Return each line of the records below without any change, and leave the pictures out of your response.

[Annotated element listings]
▬▬▬▬▬▬

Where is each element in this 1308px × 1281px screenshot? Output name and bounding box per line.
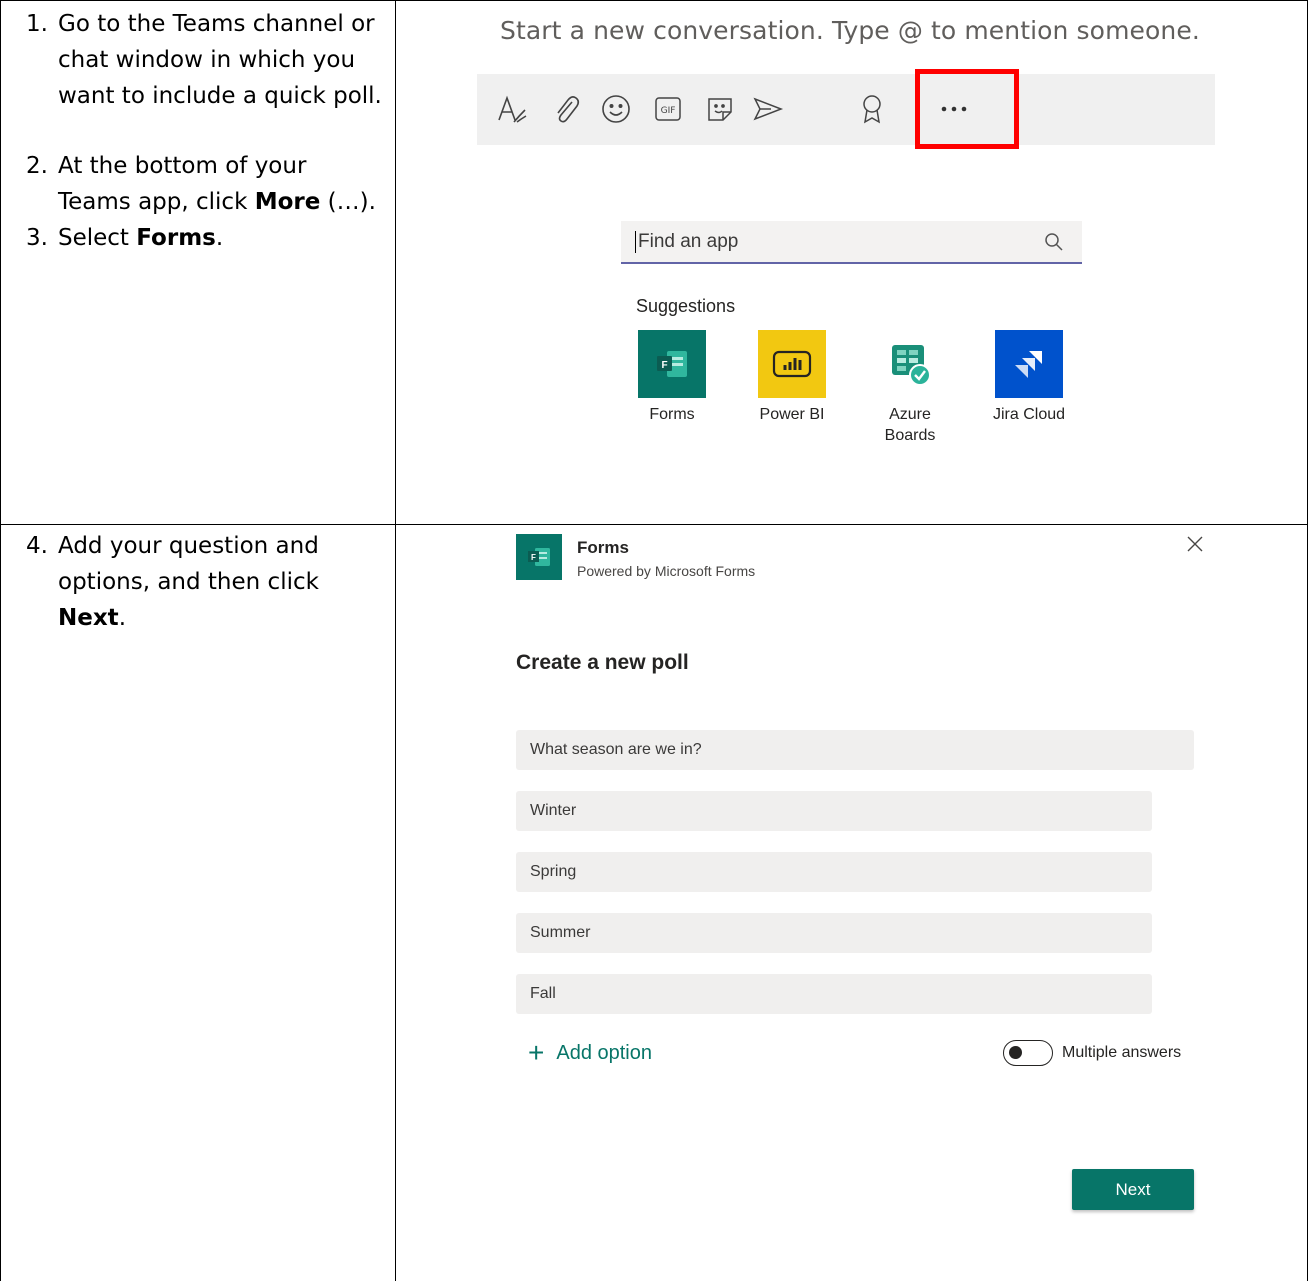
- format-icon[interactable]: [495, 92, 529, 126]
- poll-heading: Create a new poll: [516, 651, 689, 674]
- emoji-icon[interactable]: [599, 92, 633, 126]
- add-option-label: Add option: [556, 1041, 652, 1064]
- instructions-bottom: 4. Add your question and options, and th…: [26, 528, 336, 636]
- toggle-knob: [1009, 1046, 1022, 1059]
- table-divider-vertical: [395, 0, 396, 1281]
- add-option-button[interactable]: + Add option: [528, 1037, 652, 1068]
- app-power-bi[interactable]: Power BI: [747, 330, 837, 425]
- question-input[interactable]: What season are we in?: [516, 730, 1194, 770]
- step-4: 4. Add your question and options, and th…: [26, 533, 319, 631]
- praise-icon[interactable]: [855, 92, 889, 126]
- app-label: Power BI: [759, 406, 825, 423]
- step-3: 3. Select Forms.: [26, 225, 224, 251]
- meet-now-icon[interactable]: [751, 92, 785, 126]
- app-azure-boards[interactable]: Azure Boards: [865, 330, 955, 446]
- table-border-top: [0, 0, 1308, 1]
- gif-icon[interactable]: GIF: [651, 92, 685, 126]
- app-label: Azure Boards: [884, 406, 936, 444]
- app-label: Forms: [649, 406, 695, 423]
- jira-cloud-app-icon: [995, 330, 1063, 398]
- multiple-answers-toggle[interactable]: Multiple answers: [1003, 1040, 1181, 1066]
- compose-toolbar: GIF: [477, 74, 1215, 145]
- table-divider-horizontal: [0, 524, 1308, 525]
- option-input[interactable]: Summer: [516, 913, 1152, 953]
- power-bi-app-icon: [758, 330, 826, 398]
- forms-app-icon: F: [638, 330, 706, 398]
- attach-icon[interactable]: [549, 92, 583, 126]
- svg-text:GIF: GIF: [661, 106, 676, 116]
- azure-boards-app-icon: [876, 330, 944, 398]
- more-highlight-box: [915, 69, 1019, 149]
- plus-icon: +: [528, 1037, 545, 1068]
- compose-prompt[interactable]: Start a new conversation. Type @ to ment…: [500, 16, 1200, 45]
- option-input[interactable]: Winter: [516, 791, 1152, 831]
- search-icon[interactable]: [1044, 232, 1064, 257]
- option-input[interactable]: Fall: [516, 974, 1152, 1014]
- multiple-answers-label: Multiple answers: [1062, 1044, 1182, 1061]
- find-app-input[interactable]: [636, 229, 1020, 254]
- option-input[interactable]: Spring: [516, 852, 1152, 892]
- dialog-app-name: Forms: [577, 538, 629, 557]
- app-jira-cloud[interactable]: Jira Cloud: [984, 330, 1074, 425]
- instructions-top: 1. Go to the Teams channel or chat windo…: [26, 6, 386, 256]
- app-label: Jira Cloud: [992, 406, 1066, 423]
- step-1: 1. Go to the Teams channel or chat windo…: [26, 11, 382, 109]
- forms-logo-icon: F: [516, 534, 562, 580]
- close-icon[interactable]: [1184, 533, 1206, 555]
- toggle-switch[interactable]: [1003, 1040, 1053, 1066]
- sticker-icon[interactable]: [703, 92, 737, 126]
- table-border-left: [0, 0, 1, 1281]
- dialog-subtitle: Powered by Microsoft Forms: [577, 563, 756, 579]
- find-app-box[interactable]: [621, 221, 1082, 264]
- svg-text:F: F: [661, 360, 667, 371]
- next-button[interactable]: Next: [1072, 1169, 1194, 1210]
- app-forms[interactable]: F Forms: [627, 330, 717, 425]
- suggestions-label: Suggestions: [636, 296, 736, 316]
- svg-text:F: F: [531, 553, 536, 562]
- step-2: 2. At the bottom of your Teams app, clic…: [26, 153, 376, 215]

▬▬▬▬▬▬

SOLUTION FOR THIS TASK –
Where is each element in this 1308px × 1281px screenshot? Output name and bounding box per line.
- format-icon[interactable]: [495, 92, 529, 126]
- poll-heading: Create a new poll: [516, 651, 689, 674]
- emoji-icon[interactable]: [599, 92, 633, 126]
- add-option-label: Add option: [556, 1041, 652, 1064]
- instructions-bottom: 4. Add your question and options, and th…: [26, 528, 336, 636]
- toggle-knob: [1009, 1046, 1022, 1059]
- table-divider-vertical: [395, 0, 396, 1281]
- add-option-button[interactable]: + Add option: [528, 1037, 652, 1068]
- app-power-bi[interactable]: Power BI: [747, 330, 837, 425]
- question-input[interactable]: What season are we in?: [516, 730, 1194, 770]
- step-4: 4. Add your question and options, and th…: [26, 533, 319, 631]
- praise-icon[interactable]: [855, 92, 889, 126]
- app-label: Power BI: [759, 406, 825, 423]
- step-3: 3. Select Forms.: [26, 225, 224, 251]
- meet-now-icon[interactable]: [751, 92, 785, 126]
- app-azure-boards[interactable]: Azure Boards: [865, 330, 955, 446]
- table-border-top: [0, 0, 1308, 1]
- gif-icon[interactable]: GIF: [651, 92, 685, 126]
- app-label: Azure Boards: [884, 406, 936, 444]
- app-label: Forms: [649, 406, 695, 423]
- jira-cloud-app-icon: [995, 330, 1063, 398]
- multiple-answers-toggle[interactable]: Multiple answers: [1003, 1040, 1181, 1066]
- compose-toolbar: GIF: [477, 74, 1215, 145]
- table-divider-horizontal: [0, 524, 1308, 525]
- option-input[interactable]: Summer: [516, 913, 1152, 953]
- power-bi-app-icon: [758, 330, 826, 398]
- forms-app-icon: F: [638, 330, 706, 398]
- attach-icon[interactable]: [549, 92, 583, 126]
- svg-text:GIF: GIF: [661, 106, 676, 116]
- azure-boards-app-icon: [876, 330, 944, 398]
- more-highlight-box: [915, 69, 1019, 149]
- plus-icon: +: [528, 1037, 545, 1068]
- compose-prompt[interactable]: Start a new conversation. Type @ to ment…: [500, 16, 1200, 45]
- option-input[interactable]: Winter: [516, 791, 1152, 831]
- search-icon[interactable]: [1044, 232, 1064, 257]
- option-input[interactable]: Fall: [516, 974, 1152, 1014]
- multiple-answers-label: Multiple answers: [1062, 1044, 1182, 1061]
- find-app-input[interactable]: [636, 229, 1020, 254]
- option-input[interactable]: Spring: [516, 852, 1152, 892]
- dialog-app-name: Forms: [577, 538, 629, 557]
- app-jira-cloud[interactable]: Jira Cloud: [984, 330, 1074, 425]
- instructions-top: 1. Go to the Teams channel or chat windo…: [26, 6, 386, 256]
- app-label: Jira Cloud: [992, 406, 1066, 423]
- step-1: 1. Go to the Teams channel or chat windo…: [26, 11, 382, 109]
- forms-logo-icon: F: [516, 534, 562, 580]
- close-icon[interactable]: [1184, 533, 1206, 555]
- toggle-switch[interactable]: [1003, 1040, 1053, 1066]
- sticker-icon[interactable]: [703, 92, 737, 126]
- table-border-left: [0, 0, 1, 1281]
- dialog-subtitle: Powered by Microsoft Forms: [577, 563, 756, 579]
- find-app-box[interactable]: [621, 221, 1082, 264]
- svg-text:F: F: [661, 360, 667, 371]
- next-button[interactable]: Next: [1072, 1169, 1194, 1210]
- app-forms[interactable]: F Forms: [627, 330, 717, 425]
- suggestions-label: Suggestions: [636, 296, 736, 316]
- svg-text:F: F: [531, 553, 536, 562]
- step-2: 2. At the bottom of your Teams app, clic…: [26, 153, 376, 215]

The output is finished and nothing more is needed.